— start —

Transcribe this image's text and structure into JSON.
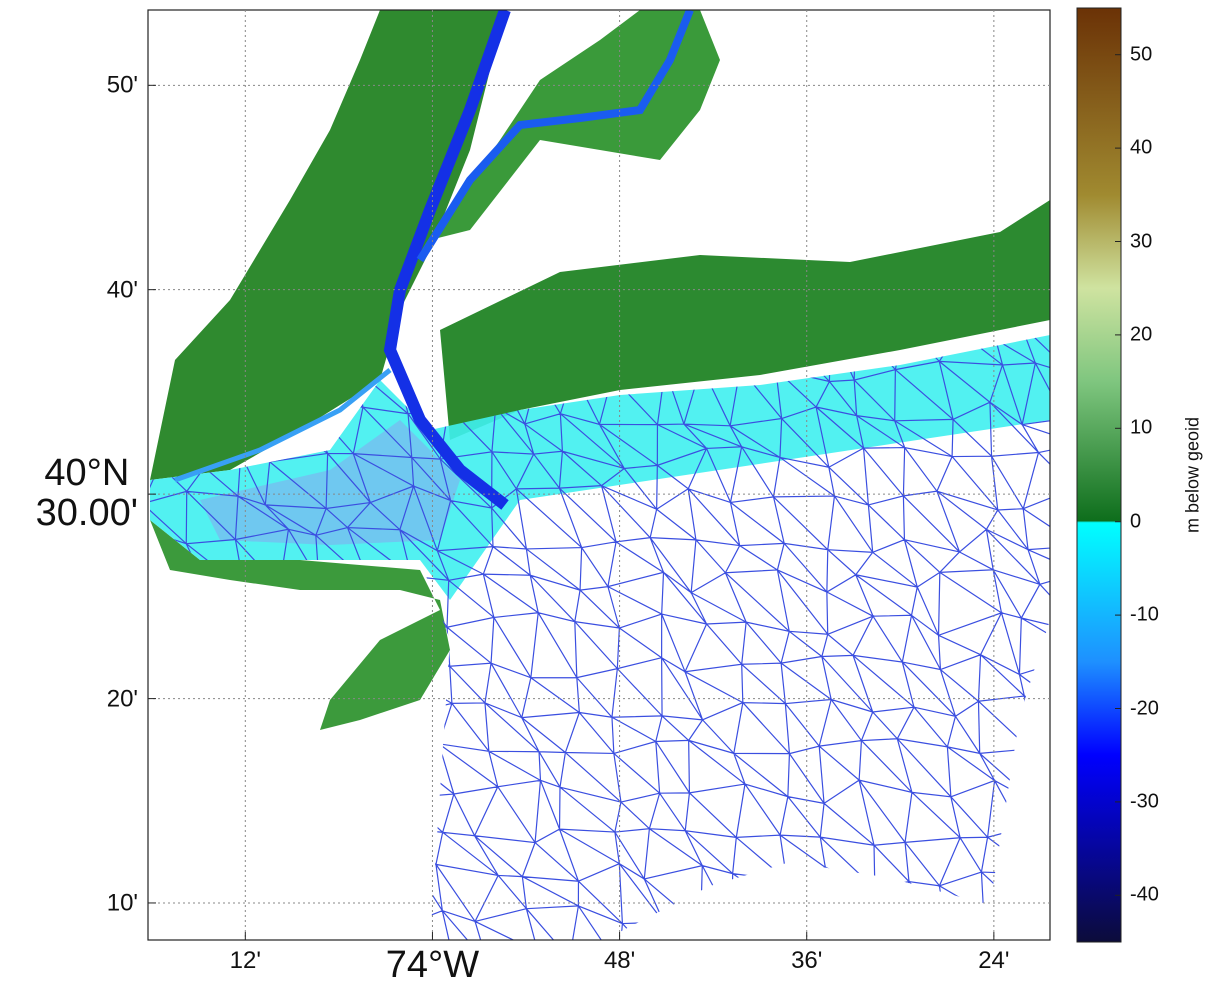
{
  "map": {
    "xticks": [
      {
        "value": -74.2,
        "label": "12'"
      },
      {
        "value": -74.0,
        "label": "74°W"
      },
      {
        "value": -73.8,
        "label": "48'"
      },
      {
        "value": -73.6,
        "label": "36'"
      },
      {
        "value": -73.4,
        "label": "24'"
      }
    ],
    "xlim": [
      -74.304,
      -73.34
    ],
    "yticks": [
      {
        "value": 40.8333,
        "label": "50'"
      },
      {
        "value": 40.6667,
        "label": "40'"
      },
      {
        "value": 40.5,
        "label": "40°N\n30.00'"
      },
      {
        "value": 40.3333,
        "label": "20'"
      },
      {
        "value": 40.1667,
        "label": "10'"
      }
    ],
    "ylim": [
      40.1365,
      40.8947
    ],
    "grid": true,
    "colorbar": {
      "label": "m below geoid",
      "ticks": [
        50,
        40,
        30,
        20,
        10,
        0,
        -10,
        -20,
        -30,
        -40
      ],
      "lim": [
        -45,
        55
      ]
    }
  }
}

— end —

Keep the pictures out of your copy, and repeat every entry above exactly.

Transcribe this image's text and structure into JSON.
{
  "map": {
    "xticks": [
      {
        "value": -74.2,
        "label": "12'"
      },
      {
        "value": -74.0,
        "label": "74°W"
      },
      {
        "value": -73.8,
        "label": "48'"
      },
      {
        "value": -73.6,
        "label": "36'"
      },
      {
        "value": -73.4,
        "label": "24'"
      }
    ],
    "xlim": [
      -74.304,
      -73.34
    ],
    "yticks": [
      {
        "value": 40.8333,
        "label": "50'"
      },
      {
        "value": 40.6667,
        "label": "40'"
      },
      {
        "value": 40.5,
        "label": "40°N\n30.00'"
      },
      {
        "value": 40.3333,
        "label": "20'"
      },
      {
        "value": 40.1667,
        "label": "10'"
      }
    ],
    "ylim": [
      40.1365,
      40.8947
    ],
    "grid": true,
    "colorbar": {
      "label": "m below geoid",
      "ticks": [
        50,
        40,
        30,
        20,
        10,
        0,
        -10,
        -20,
        -30,
        -40
      ],
      "lim": [
        -45,
        55
      ]
    }
  }
}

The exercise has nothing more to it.